> _SUPPLIED ENTRIES_:
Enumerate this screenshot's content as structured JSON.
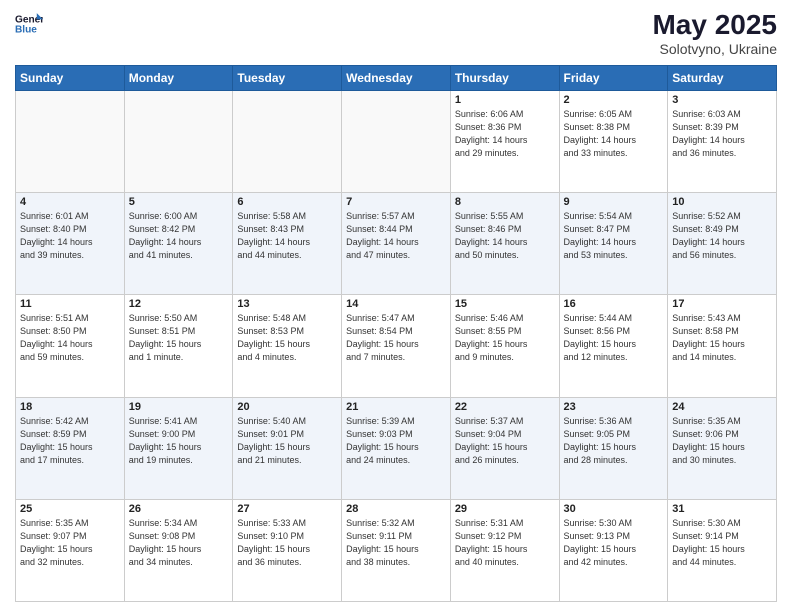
{
  "header": {
    "logo_text_general": "General",
    "logo_text_blue": "Blue",
    "main_title": "May 2025",
    "subtitle": "Solotvyno, Ukraine"
  },
  "weekdays": [
    "Sunday",
    "Monday",
    "Tuesday",
    "Wednesday",
    "Thursday",
    "Friday",
    "Saturday"
  ],
  "weeks": [
    [
      {
        "day": "",
        "info": ""
      },
      {
        "day": "",
        "info": ""
      },
      {
        "day": "",
        "info": ""
      },
      {
        "day": "",
        "info": ""
      },
      {
        "day": "1",
        "info": "Sunrise: 6:06 AM\nSunset: 8:36 PM\nDaylight: 14 hours\nand 29 minutes."
      },
      {
        "day": "2",
        "info": "Sunrise: 6:05 AM\nSunset: 8:38 PM\nDaylight: 14 hours\nand 33 minutes."
      },
      {
        "day": "3",
        "info": "Sunrise: 6:03 AM\nSunset: 8:39 PM\nDaylight: 14 hours\nand 36 minutes."
      }
    ],
    [
      {
        "day": "4",
        "info": "Sunrise: 6:01 AM\nSunset: 8:40 PM\nDaylight: 14 hours\nand 39 minutes."
      },
      {
        "day": "5",
        "info": "Sunrise: 6:00 AM\nSunset: 8:42 PM\nDaylight: 14 hours\nand 41 minutes."
      },
      {
        "day": "6",
        "info": "Sunrise: 5:58 AM\nSunset: 8:43 PM\nDaylight: 14 hours\nand 44 minutes."
      },
      {
        "day": "7",
        "info": "Sunrise: 5:57 AM\nSunset: 8:44 PM\nDaylight: 14 hours\nand 47 minutes."
      },
      {
        "day": "8",
        "info": "Sunrise: 5:55 AM\nSunset: 8:46 PM\nDaylight: 14 hours\nand 50 minutes."
      },
      {
        "day": "9",
        "info": "Sunrise: 5:54 AM\nSunset: 8:47 PM\nDaylight: 14 hours\nand 53 minutes."
      },
      {
        "day": "10",
        "info": "Sunrise: 5:52 AM\nSunset: 8:49 PM\nDaylight: 14 hours\nand 56 minutes."
      }
    ],
    [
      {
        "day": "11",
        "info": "Sunrise: 5:51 AM\nSunset: 8:50 PM\nDaylight: 14 hours\nand 59 minutes."
      },
      {
        "day": "12",
        "info": "Sunrise: 5:50 AM\nSunset: 8:51 PM\nDaylight: 15 hours\nand 1 minute."
      },
      {
        "day": "13",
        "info": "Sunrise: 5:48 AM\nSunset: 8:53 PM\nDaylight: 15 hours\nand 4 minutes."
      },
      {
        "day": "14",
        "info": "Sunrise: 5:47 AM\nSunset: 8:54 PM\nDaylight: 15 hours\nand 7 minutes."
      },
      {
        "day": "15",
        "info": "Sunrise: 5:46 AM\nSunset: 8:55 PM\nDaylight: 15 hours\nand 9 minutes."
      },
      {
        "day": "16",
        "info": "Sunrise: 5:44 AM\nSunset: 8:56 PM\nDaylight: 15 hours\nand 12 minutes."
      },
      {
        "day": "17",
        "info": "Sunrise: 5:43 AM\nSunset: 8:58 PM\nDaylight: 15 hours\nand 14 minutes."
      }
    ],
    [
      {
        "day": "18",
        "info": "Sunrise: 5:42 AM\nSunset: 8:59 PM\nDaylight: 15 hours\nand 17 minutes."
      },
      {
        "day": "19",
        "info": "Sunrise: 5:41 AM\nSunset: 9:00 PM\nDaylight: 15 hours\nand 19 minutes."
      },
      {
        "day": "20",
        "info": "Sunrise: 5:40 AM\nSunset: 9:01 PM\nDaylight: 15 hours\nand 21 minutes."
      },
      {
        "day": "21",
        "info": "Sunrise: 5:39 AM\nSunset: 9:03 PM\nDaylight: 15 hours\nand 24 minutes."
      },
      {
        "day": "22",
        "info": "Sunrise: 5:37 AM\nSunset: 9:04 PM\nDaylight: 15 hours\nand 26 minutes."
      },
      {
        "day": "23",
        "info": "Sunrise: 5:36 AM\nSunset: 9:05 PM\nDaylight: 15 hours\nand 28 minutes."
      },
      {
        "day": "24",
        "info": "Sunrise: 5:35 AM\nSunset: 9:06 PM\nDaylight: 15 hours\nand 30 minutes."
      }
    ],
    [
      {
        "day": "25",
        "info": "Sunrise: 5:35 AM\nSunset: 9:07 PM\nDaylight: 15 hours\nand 32 minutes."
      },
      {
        "day": "26",
        "info": "Sunrise: 5:34 AM\nSunset: 9:08 PM\nDaylight: 15 hours\nand 34 minutes."
      },
      {
        "day": "27",
        "info": "Sunrise: 5:33 AM\nSunset: 9:10 PM\nDaylight: 15 hours\nand 36 minutes."
      },
      {
        "day": "28",
        "info": "Sunrise: 5:32 AM\nSunset: 9:11 PM\nDaylight: 15 hours\nand 38 minutes."
      },
      {
        "day": "29",
        "info": "Sunrise: 5:31 AM\nSunset: 9:12 PM\nDaylight: 15 hours\nand 40 minutes."
      },
      {
        "day": "30",
        "info": "Sunrise: 5:30 AM\nSunset: 9:13 PM\nDaylight: 15 hours\nand 42 minutes."
      },
      {
        "day": "31",
        "info": "Sunrise: 5:30 AM\nSunset: 9:14 PM\nDaylight: 15 hours\nand 44 minutes."
      }
    ]
  ]
}
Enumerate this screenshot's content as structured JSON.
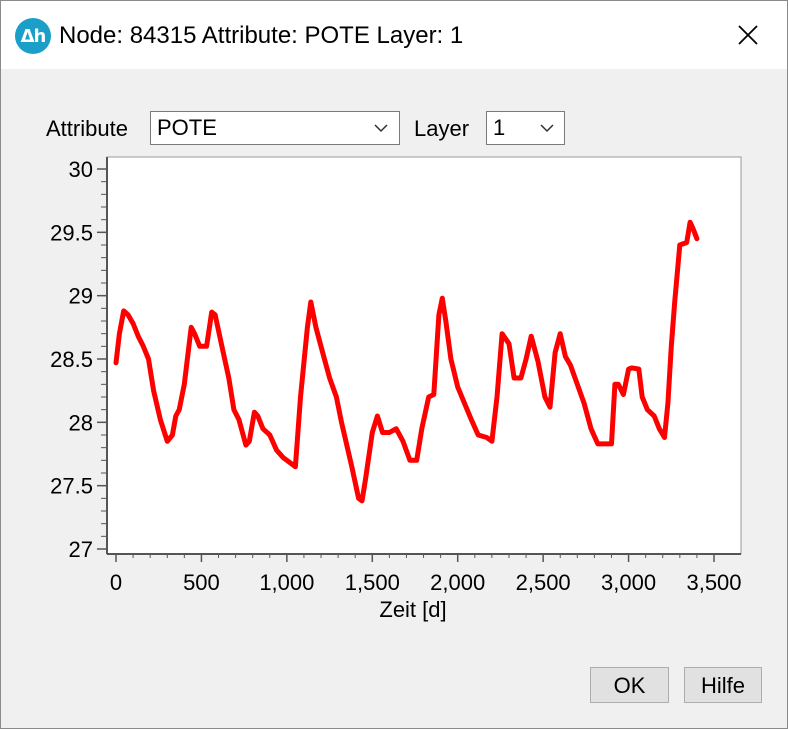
{
  "window": {
    "title": "Node: 84315 Attribute: POTE Layer: 1",
    "app_icon_text": "Δh",
    "icons": {
      "app": "app-logo-icon",
      "close": "close-icon"
    }
  },
  "toolbar": {
    "attribute_label": "Attribute",
    "attribute_value": "POTE",
    "layer_label": "Layer",
    "layer_value": "1"
  },
  "buttons": {
    "ok": "OK",
    "help": "Hilfe"
  },
  "colors": {
    "series": "#ff0000",
    "app_icon": "#1aa0c8",
    "dialog_bg": "#f0f0f0"
  },
  "chart_data": {
    "type": "line",
    "title": "",
    "xlabel": "Zeit [d]",
    "ylabel": "",
    "xlim": [
      0,
      3500
    ],
    "ylim": [
      27,
      30
    ],
    "xticks": [
      {
        "value": 0,
        "label": "0"
      },
      {
        "value": 500,
        "label": "500"
      },
      {
        "value": 1000,
        "label": "1,000"
      },
      {
        "value": 1500,
        "label": "1,500"
      },
      {
        "value": 2000,
        "label": "2,000"
      },
      {
        "value": 2500,
        "label": "2,500"
      },
      {
        "value": 3000,
        "label": "3,000"
      },
      {
        "value": 3500,
        "label": "3,500"
      }
    ],
    "yticks": [
      {
        "value": 27,
        "label": "27"
      },
      {
        "value": 27.5,
        "label": "27.5"
      },
      {
        "value": 28,
        "label": "28"
      },
      {
        "value": 28.5,
        "label": "28.5"
      },
      {
        "value": 29,
        "label": "29"
      },
      {
        "value": 29.5,
        "label": "29.5"
      },
      {
        "value": 30,
        "label": "30"
      }
    ],
    "grid": false,
    "series": [
      {
        "name": "",
        "x": [
          0,
          20,
          45,
          70,
          100,
          130,
          160,
          190,
          220,
          260,
          300,
          330,
          350,
          370,
          400,
          440,
          460,
          490,
          530,
          560,
          580,
          620,
          660,
          690,
          720,
          760,
          780,
          810,
          830,
          860,
          900,
          940,
          980,
          1020,
          1050,
          1080,
          1120,
          1140,
          1170,
          1210,
          1250,
          1290,
          1320,
          1380,
          1420,
          1440,
          1460,
          1500,
          1530,
          1560,
          1600,
          1640,
          1680,
          1720,
          1760,
          1790,
          1830,
          1860,
          1890,
          1910,
          1930,
          1960,
          2000,
          2040,
          2080,
          2120,
          2170,
          2200,
          2230,
          2260,
          2300,
          2330,
          2370,
          2400,
          2430,
          2470,
          2510,
          2540,
          2570,
          2600,
          2630,
          2660,
          2700,
          2740,
          2780,
          2820,
          2860,
          2900,
          2920,
          2940,
          2970,
          3000,
          3020,
          3060,
          3080,
          3110,
          3150,
          3180,
          3210,
          3230,
          3250,
          3270,
          3300,
          3340,
          3360,
          3380,
          3400
        ],
        "y": [
          28.47,
          28.7,
          28.88,
          28.85,
          28.78,
          28.68,
          28.6,
          28.5,
          28.25,
          28.02,
          27.85,
          27.9,
          28.05,
          28.1,
          28.3,
          28.75,
          28.7,
          28.6,
          28.6,
          28.87,
          28.85,
          28.6,
          28.35,
          28.1,
          28.02,
          27.82,
          27.85,
          28.08,
          28.05,
          27.95,
          27.9,
          27.78,
          27.72,
          27.68,
          27.65,
          28.2,
          28.75,
          28.95,
          28.75,
          28.55,
          28.35,
          28.2,
          28.0,
          27.65,
          27.4,
          27.38,
          27.55,
          27.92,
          28.05,
          27.92,
          27.92,
          27.95,
          27.85,
          27.7,
          27.7,
          27.95,
          28.2,
          28.22,
          28.85,
          28.98,
          28.8,
          28.5,
          28.28,
          28.15,
          28.02,
          27.9,
          27.88,
          27.85,
          28.2,
          28.7,
          28.62,
          28.35,
          28.35,
          28.5,
          28.68,
          28.48,
          28.2,
          28.12,
          28.55,
          28.7,
          28.52,
          28.45,
          28.3,
          28.15,
          27.95,
          27.83,
          27.83,
          27.83,
          28.3,
          28.3,
          28.22,
          28.42,
          28.43,
          28.42,
          28.2,
          28.1,
          28.05,
          27.95,
          27.88,
          28.15,
          28.6,
          28.95,
          29.4,
          29.42,
          29.58,
          29.52,
          29.45
        ]
      }
    ]
  }
}
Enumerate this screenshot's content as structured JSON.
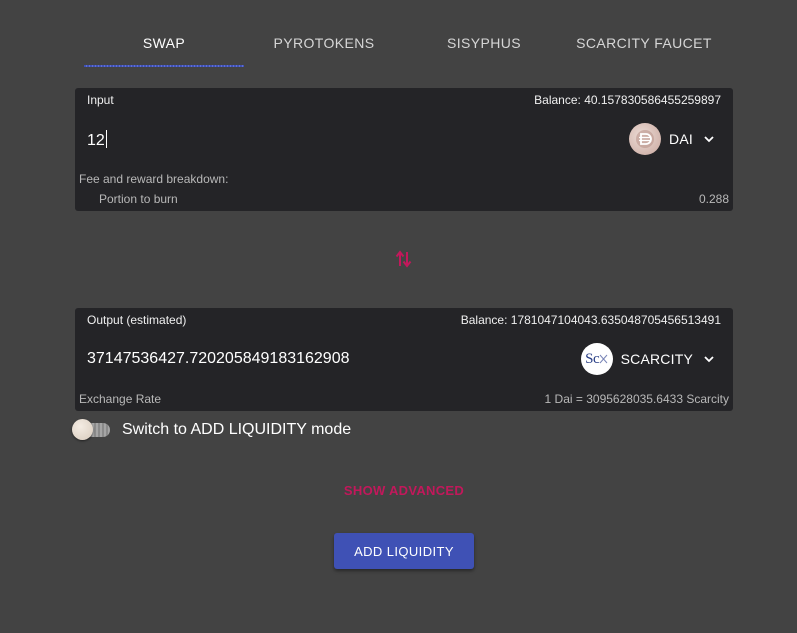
{
  "tabs": [
    {
      "label": "SWAP",
      "active": true
    },
    {
      "label": "PYROTOKENS",
      "active": false
    },
    {
      "label": "SISYPHUS",
      "active": false
    },
    {
      "label": "SCARCITY FAUCET",
      "active": false
    }
  ],
  "input": {
    "label": "Input",
    "balance": "Balance: 40.157830586455259897",
    "amount": "12",
    "token": {
      "name": "DAI",
      "icon": "dai-logo-icon"
    },
    "fee_title": "Fee and reward breakdown:",
    "burn_label": "Portion to burn",
    "burn_value": "0.288"
  },
  "output": {
    "label": "Output (estimated)",
    "balance": "Balance: 1781047104043.635048705456513491",
    "amount": "37147536427.720205849183162908",
    "token": {
      "name": "SCARCITY",
      "icon": "scarcity-logo-icon",
      "logo_text": "Sc"
    },
    "rate_label": "Exchange Rate",
    "rate_value": "1 Dai = 3095628035.6433 Scarcity"
  },
  "toggle": {
    "label": "Switch to ADD LIQUIDITY mode",
    "on": false
  },
  "show_advanced": "SHOW ADVANCED",
  "action_button": "ADD LIQUIDITY",
  "colors": {
    "background": "#434343",
    "panel": "#242427",
    "primary": "#3f51b5",
    "accent": "#c2185b"
  }
}
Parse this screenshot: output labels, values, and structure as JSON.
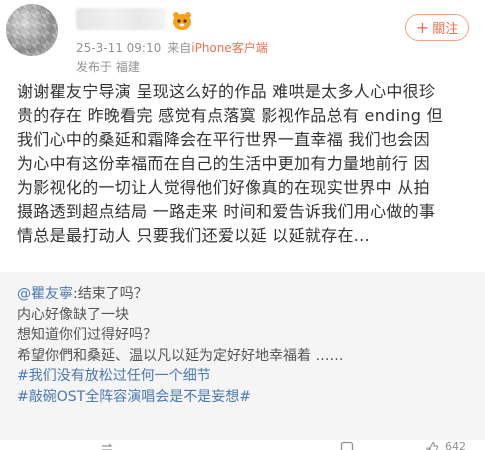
{
  "post": {
    "meta": {
      "time": "25-3-11 09:10",
      "from_prefix": "来自",
      "source": "iPhone客户端",
      "location": "发布于 福建"
    },
    "follow_label": "關注",
    "body_lines": [
      "谢谢瞿友宁导演 呈现这么好的作品 难哄是太多人心中很珍",
      "贵的存在 昨晚看完 感觉有点落寞 影视作品总有 ending 但",
      "我们心中的桑延和霜降会在平行世界一直幸福 我们也会因",
      "为心中有这份幸福而在自己的生活中更加有力量地前行 因",
      "为影视化的一切让人觉得他们好像真的在现实世界中 从拍",
      "摄路透到超点结局 一路走来 时间和爱告诉我们用心做的事",
      "情总是最打动人 只要我们还爱以延 以延就存在..."
    ]
  },
  "repost": {
    "mention": "@瞿友寧",
    "mention_rest": ":结束了吗？",
    "lines": [
      "内心好像缺了一块",
      "想知道你们过得好吗？",
      "希望你們和桑延、温以凡以延为定好好地幸福着 ……"
    ],
    "tags": [
      "#我们没有放松过任何一个细节",
      "#敲碗OST全阵容演唱会是不是妄想#"
    ]
  },
  "actions": {
    "like_count": "642"
  },
  "colors": {
    "accent": "#eb7350",
    "link": "#4a79b3",
    "repost_bg": "#f5f5f5"
  },
  "icons": [
    "member-icon",
    "plus-icon",
    "repost-icon",
    "comment-icon",
    "like-icon"
  ]
}
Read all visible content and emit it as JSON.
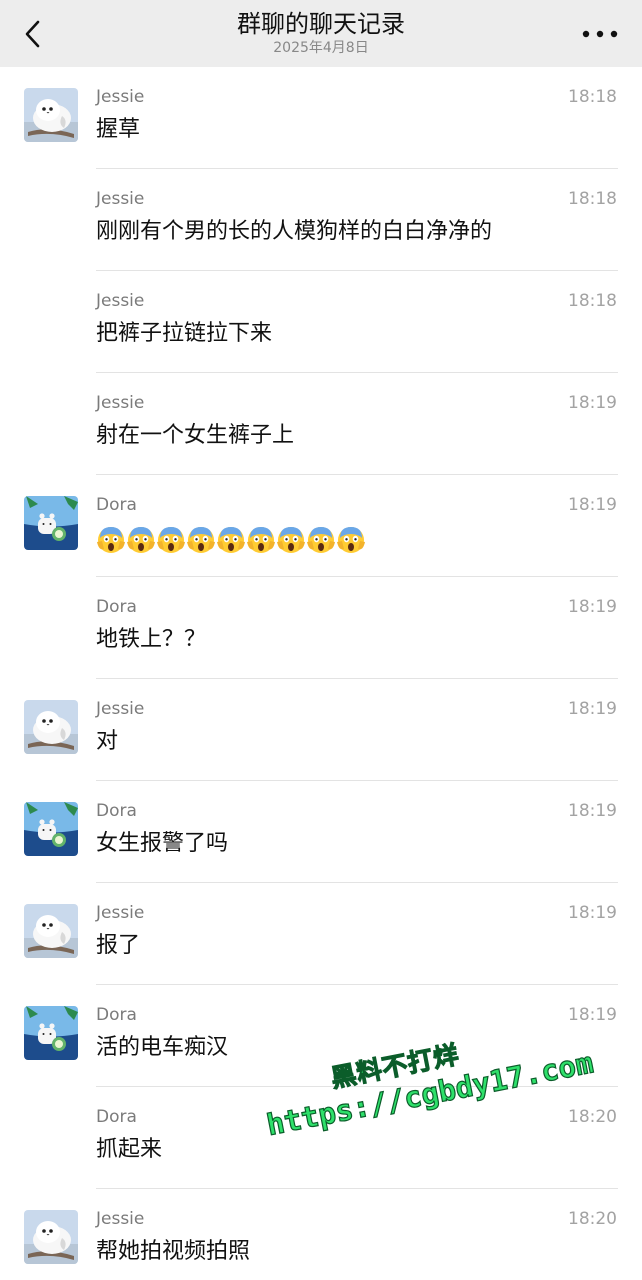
{
  "header": {
    "title": "群聊的聊天记录",
    "subtitle": "2025年4月8日"
  },
  "icons": {
    "back": "chevron-left-icon",
    "more": "more-dots-icon",
    "avatar_jessie": "white-bird-avatar",
    "avatar_dora": "cat-beach-avatar",
    "emoji": "screaming-face-emoji"
  },
  "colors": {
    "nav_bg": "#ededed",
    "sender": "#7b7b7b",
    "time": "#a3a3a3",
    "watermark": "#2ee06a"
  },
  "messages": [
    {
      "sender": "Jessie",
      "time": "18:18",
      "text": "握草",
      "avatar": "jessie",
      "emoji_count": 0
    },
    {
      "sender": "Jessie",
      "time": "18:18",
      "text": "刚刚有个男的长的人模狗样的白白净净的",
      "avatar": "",
      "emoji_count": 0
    },
    {
      "sender": "Jessie",
      "time": "18:18",
      "text": "把裤子拉链拉下来",
      "avatar": "",
      "emoji_count": 0
    },
    {
      "sender": "Jessie",
      "time": "18:19",
      "text": "射在一个女生裤子上",
      "avatar": "",
      "emoji_count": 0
    },
    {
      "sender": "Dora",
      "time": "18:19",
      "text": "",
      "avatar": "dora",
      "emoji_count": 9
    },
    {
      "sender": "Dora",
      "time": "18:19",
      "text": "地铁上？？",
      "avatar": "",
      "emoji_count": 0
    },
    {
      "sender": "Jessie",
      "time": "18:19",
      "text": "对",
      "avatar": "jessie",
      "emoji_count": 0
    },
    {
      "sender": "Dora",
      "time": "18:19",
      "text": "女生报警了吗",
      "avatar": "dora",
      "emoji_count": 0
    },
    {
      "sender": "Jessie",
      "time": "18:19",
      "text": "报了",
      "avatar": "jessie",
      "emoji_count": 0
    },
    {
      "sender": "Dora",
      "time": "18:19",
      "text": "活的电车痴汉",
      "avatar": "dora",
      "emoji_count": 0
    },
    {
      "sender": "Dora",
      "time": "18:20",
      "text": "抓起来",
      "avatar": "",
      "emoji_count": 0
    },
    {
      "sender": "Jessie",
      "time": "18:20",
      "text": "帮她拍视频拍照",
      "avatar": "jessie",
      "emoji_count": 0
    }
  ],
  "watermark": {
    "line1": "黑料不打烊",
    "line2": "https://cgbdy17.com"
  }
}
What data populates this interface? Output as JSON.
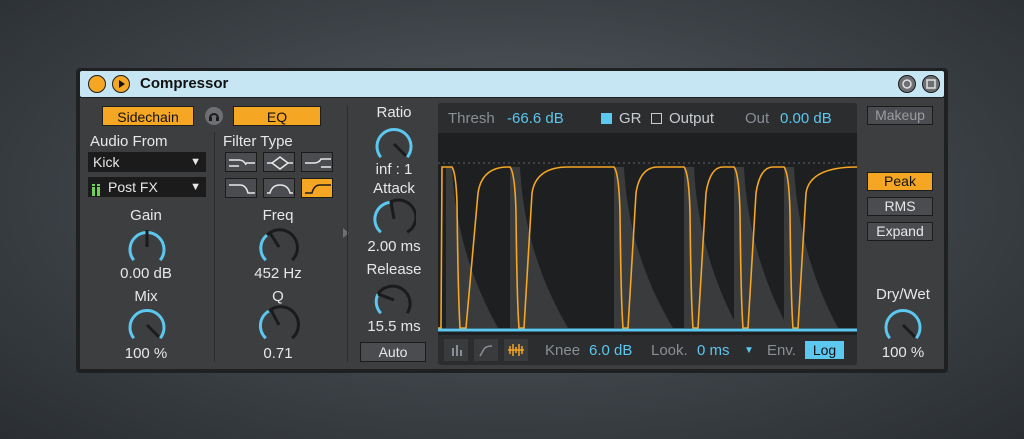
{
  "device": {
    "title": "Compressor"
  },
  "sidechain": {
    "sidechain_label": "Sidechain",
    "eq_label": "EQ",
    "audio_from_label": "Audio From",
    "audio_from_value": "Kick",
    "tap_value": "Post FX",
    "filter_type_label": "Filter Type",
    "gain_label": "Gain",
    "gain_value": "0.00 dB",
    "mix_label": "Mix",
    "mix_value": "100 %",
    "freq_label": "Freq",
    "freq_value": "452 Hz",
    "q_label": "Q",
    "q_value": "0.71"
  },
  "dynamics": {
    "ratio_label": "Ratio",
    "ratio_value": "inf : 1",
    "attack_label": "Attack",
    "attack_value": "2.00 ms",
    "release_label": "Release",
    "release_value": "15.5 ms",
    "auto_label": "Auto"
  },
  "display": {
    "thresh_label": "Thresh",
    "thresh_value": "-66.6 dB",
    "gr_label": "GR",
    "output_label": "Output",
    "out_label": "Out",
    "out_value": "0.00 dB",
    "knee_label": "Knee",
    "knee_value": "6.0 dB",
    "look_label": "Look.",
    "look_value": "0 ms",
    "env_label": "Env.",
    "env_value": "Log"
  },
  "right": {
    "makeup_label": "Makeup",
    "peak_label": "Peak",
    "rms_label": "RMS",
    "expand_label": "Expand",
    "drywet_label": "Dry/Wet",
    "drywet_value": "100 %"
  },
  "colors": {
    "accent": "#f5a623",
    "value_blue": "#5cc7ef",
    "title_bar": "#c5e6f2",
    "panel": "#3d3e40"
  }
}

> _WHAT YOU ARE ASKED TO DO_:
Each line that holds the word "POTE" is to be copied.

> _EXERCISE SOLUTION_:
    "title": "Node: 84315 Attribute: POTE Layer: 1",
    "attribute_value": "POTE",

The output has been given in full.